§ **INSTRUCTION**
Print the listing below exactly.
:::
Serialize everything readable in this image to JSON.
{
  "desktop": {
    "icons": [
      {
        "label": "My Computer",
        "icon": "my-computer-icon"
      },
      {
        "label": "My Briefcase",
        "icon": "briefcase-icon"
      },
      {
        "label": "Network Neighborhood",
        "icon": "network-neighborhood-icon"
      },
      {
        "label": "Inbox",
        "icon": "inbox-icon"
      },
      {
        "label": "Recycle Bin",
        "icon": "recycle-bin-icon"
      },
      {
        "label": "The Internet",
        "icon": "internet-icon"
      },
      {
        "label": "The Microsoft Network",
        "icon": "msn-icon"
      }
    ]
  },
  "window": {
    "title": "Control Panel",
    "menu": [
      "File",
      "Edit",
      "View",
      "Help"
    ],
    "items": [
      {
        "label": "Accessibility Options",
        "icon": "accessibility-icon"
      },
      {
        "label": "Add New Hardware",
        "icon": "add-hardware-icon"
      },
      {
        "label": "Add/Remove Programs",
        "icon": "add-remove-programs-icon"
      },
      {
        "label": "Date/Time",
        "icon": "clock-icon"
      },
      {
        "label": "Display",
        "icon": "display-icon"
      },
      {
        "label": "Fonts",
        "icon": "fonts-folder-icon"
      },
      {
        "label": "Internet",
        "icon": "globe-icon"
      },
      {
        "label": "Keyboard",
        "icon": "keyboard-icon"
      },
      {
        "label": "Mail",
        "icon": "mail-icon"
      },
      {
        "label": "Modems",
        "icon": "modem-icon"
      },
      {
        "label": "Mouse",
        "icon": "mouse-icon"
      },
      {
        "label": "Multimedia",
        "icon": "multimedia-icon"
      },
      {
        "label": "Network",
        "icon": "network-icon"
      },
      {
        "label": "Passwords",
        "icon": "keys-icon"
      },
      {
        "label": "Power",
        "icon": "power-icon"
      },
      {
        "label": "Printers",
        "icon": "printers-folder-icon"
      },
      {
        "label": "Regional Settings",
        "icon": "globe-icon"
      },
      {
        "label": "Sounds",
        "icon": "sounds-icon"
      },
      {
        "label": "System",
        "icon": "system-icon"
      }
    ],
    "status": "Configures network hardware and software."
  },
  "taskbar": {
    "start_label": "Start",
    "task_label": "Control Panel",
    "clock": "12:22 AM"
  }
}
:::
§ **WORKED ANSWER**
Serialize everything readable in this image to JSON.
{
  "desktop": {
    "icons": [
      {
        "label": "My Computer",
        "icon": "my-computer-icon"
      },
      {
        "label": "My Briefcase",
        "icon": "briefcase-icon"
      },
      {
        "label": "Network Neighborhood",
        "icon": "network-neighborhood-icon"
      },
      {
        "label": "Inbox",
        "icon": "inbox-icon"
      },
      {
        "label": "Recycle Bin",
        "icon": "recycle-bin-icon"
      },
      {
        "label": "The Internet",
        "icon": "internet-icon"
      },
      {
        "label": "The Microsoft Network",
        "icon": "msn-icon"
      }
    ]
  },
  "window": {
    "title": "Control Panel",
    "menu": [
      "File",
      "Edit",
      "View",
      "Help"
    ],
    "items": [
      {
        "label": "Accessibility Options",
        "icon": "accessibility-icon"
      },
      {
        "label": "Add New Hardware",
        "icon": "add-hardware-icon"
      },
      {
        "label": "Add/Remove Programs",
        "icon": "add-remove-programs-icon"
      },
      {
        "label": "Date/Time",
        "icon": "clock-icon"
      },
      {
        "label": "Display",
        "icon": "display-icon"
      },
      {
        "label": "Fonts",
        "icon": "fonts-folder-icon"
      },
      {
        "label": "Internet",
        "icon": "globe-icon"
      },
      {
        "label": "Keyboard",
        "icon": "keyboard-icon"
      },
      {
        "label": "Mail",
        "icon": "mail-icon"
      },
      {
        "label": "Modems",
        "icon": "modem-icon"
      },
      {
        "label": "Mouse",
        "icon": "mouse-icon"
      },
      {
        "label": "Multimedia",
        "icon": "multimedia-icon"
      },
      {
        "label": "Network",
        "icon": "network-icon"
      },
      {
        "label": "Passwords",
        "icon": "keys-icon"
      },
      {
        "label": "Power",
        "icon": "power-icon"
      },
      {
        "label": "Printers",
        "icon": "printers-folder-icon"
      },
      {
        "label": "Regional Settings",
        "icon": "globe-icon"
      },
      {
        "label": "Sounds",
        "icon": "sounds-icon"
      },
      {
        "label": "System",
        "icon": "system-icon"
      }
    ],
    "status": "Configures network hardware and software."
  },
  "taskbar": {
    "start_label": "Start",
    "task_label": "Control Panel",
    "clock": "12:22 AM"
  }
}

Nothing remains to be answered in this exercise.